◆ **Problem**
Write out the full set of records below exactly.

Extracted records:
☆ ☆ ☆

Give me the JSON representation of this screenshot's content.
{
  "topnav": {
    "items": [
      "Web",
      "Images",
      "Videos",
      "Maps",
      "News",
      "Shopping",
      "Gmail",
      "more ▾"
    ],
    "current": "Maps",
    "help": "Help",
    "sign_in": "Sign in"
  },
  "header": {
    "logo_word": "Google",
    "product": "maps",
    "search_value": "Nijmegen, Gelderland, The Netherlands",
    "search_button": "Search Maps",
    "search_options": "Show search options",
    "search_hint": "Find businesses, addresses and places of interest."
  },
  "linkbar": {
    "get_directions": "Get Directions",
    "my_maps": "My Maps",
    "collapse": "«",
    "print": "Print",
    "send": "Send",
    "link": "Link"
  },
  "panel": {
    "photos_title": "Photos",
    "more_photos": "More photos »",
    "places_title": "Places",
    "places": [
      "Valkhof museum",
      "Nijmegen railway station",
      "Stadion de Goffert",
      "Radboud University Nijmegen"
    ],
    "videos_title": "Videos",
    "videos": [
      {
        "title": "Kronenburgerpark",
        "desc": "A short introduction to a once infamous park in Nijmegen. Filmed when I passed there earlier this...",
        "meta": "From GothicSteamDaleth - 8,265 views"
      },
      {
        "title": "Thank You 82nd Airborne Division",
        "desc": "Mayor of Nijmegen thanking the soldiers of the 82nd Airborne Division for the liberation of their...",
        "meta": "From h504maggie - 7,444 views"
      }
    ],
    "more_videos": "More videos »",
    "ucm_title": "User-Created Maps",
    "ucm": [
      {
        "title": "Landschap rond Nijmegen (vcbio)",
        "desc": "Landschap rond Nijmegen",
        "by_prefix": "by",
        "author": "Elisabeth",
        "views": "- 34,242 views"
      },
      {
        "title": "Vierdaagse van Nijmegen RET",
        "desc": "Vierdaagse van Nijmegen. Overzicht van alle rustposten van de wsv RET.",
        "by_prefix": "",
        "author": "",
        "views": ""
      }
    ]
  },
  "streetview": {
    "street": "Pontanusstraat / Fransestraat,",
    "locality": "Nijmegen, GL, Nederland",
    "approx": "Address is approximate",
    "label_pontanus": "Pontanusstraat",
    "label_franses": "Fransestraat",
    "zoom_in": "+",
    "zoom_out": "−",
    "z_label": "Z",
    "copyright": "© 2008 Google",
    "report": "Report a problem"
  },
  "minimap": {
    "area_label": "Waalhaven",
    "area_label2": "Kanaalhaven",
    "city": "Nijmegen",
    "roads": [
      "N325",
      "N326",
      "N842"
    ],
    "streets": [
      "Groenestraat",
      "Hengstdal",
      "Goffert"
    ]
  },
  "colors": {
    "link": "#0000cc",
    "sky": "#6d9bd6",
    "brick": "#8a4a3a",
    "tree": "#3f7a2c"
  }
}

☆ ☆ ☆

◆ **Finished exercise**
Give me the JSON representation of this screenshot's content.
{
  "topnav": {
    "items": [
      "Web",
      "Images",
      "Videos",
      "Maps",
      "News",
      "Shopping",
      "Gmail",
      "more ▾"
    ],
    "current": "Maps",
    "help": "Help",
    "sign_in": "Sign in"
  },
  "header": {
    "logo_word": "Google",
    "product": "maps",
    "search_value": "Nijmegen, Gelderland, The Netherlands",
    "search_button": "Search Maps",
    "search_options": "Show search options",
    "search_hint": "Find businesses, addresses and places of interest."
  },
  "linkbar": {
    "get_directions": "Get Directions",
    "my_maps": "My Maps",
    "collapse": "«",
    "print": "Print",
    "send": "Send",
    "link": "Link"
  },
  "panel": {
    "photos_title": "Photos",
    "more_photos": "More photos »",
    "places_title": "Places",
    "places": [
      "Valkhof museum",
      "Nijmegen railway station",
      "Stadion de Goffert",
      "Radboud University Nijmegen"
    ],
    "videos_title": "Videos",
    "videos": [
      {
        "title": "Kronenburgerpark",
        "desc": "A short introduction to a once infamous park in Nijmegen. Filmed when I passed there earlier this...",
        "meta": "From GothicSteamDaleth - 8,265 views"
      },
      {
        "title": "Thank You 82nd Airborne Division",
        "desc": "Mayor of Nijmegen thanking the soldiers of the 82nd Airborne Division for the liberation of their...",
        "meta": "From h504maggie - 7,444 views"
      }
    ],
    "more_videos": "More videos »",
    "ucm_title": "User-Created Maps",
    "ucm": [
      {
        "title": "Landschap rond Nijmegen (vcbio)",
        "desc": "Landschap rond Nijmegen",
        "by_prefix": "by",
        "author": "Elisabeth",
        "views": "- 34,242 views"
      },
      {
        "title": "Vierdaagse van Nijmegen RET",
        "desc": "Vierdaagse van Nijmegen. Overzicht van alle rustposten van de wsv RET.",
        "by_prefix": "",
        "author": "",
        "views": ""
      }
    ]
  },
  "streetview": {
    "street": "Pontanusstraat / Fransestraat,",
    "locality": "Nijmegen, GL, Nederland",
    "approx": "Address is approximate",
    "label_pontanus": "Pontanusstraat",
    "label_franses": "Fransestraat",
    "zoom_in": "+",
    "zoom_out": "−",
    "z_label": "Z",
    "copyright": "© 2008 Google",
    "report": "Report a problem"
  },
  "minimap": {
    "area_label": "Waalhaven",
    "area_label2": "Kanaalhaven",
    "city": "Nijmegen",
    "roads": [
      "N325",
      "N326",
      "N842"
    ],
    "streets": [
      "Groenestraat",
      "Hengstdal",
      "Goffert"
    ]
  },
  "colors": {
    "link": "#0000cc",
    "sky": "#6d9bd6",
    "brick": "#8a4a3a",
    "tree": "#3f7a2c"
  }
}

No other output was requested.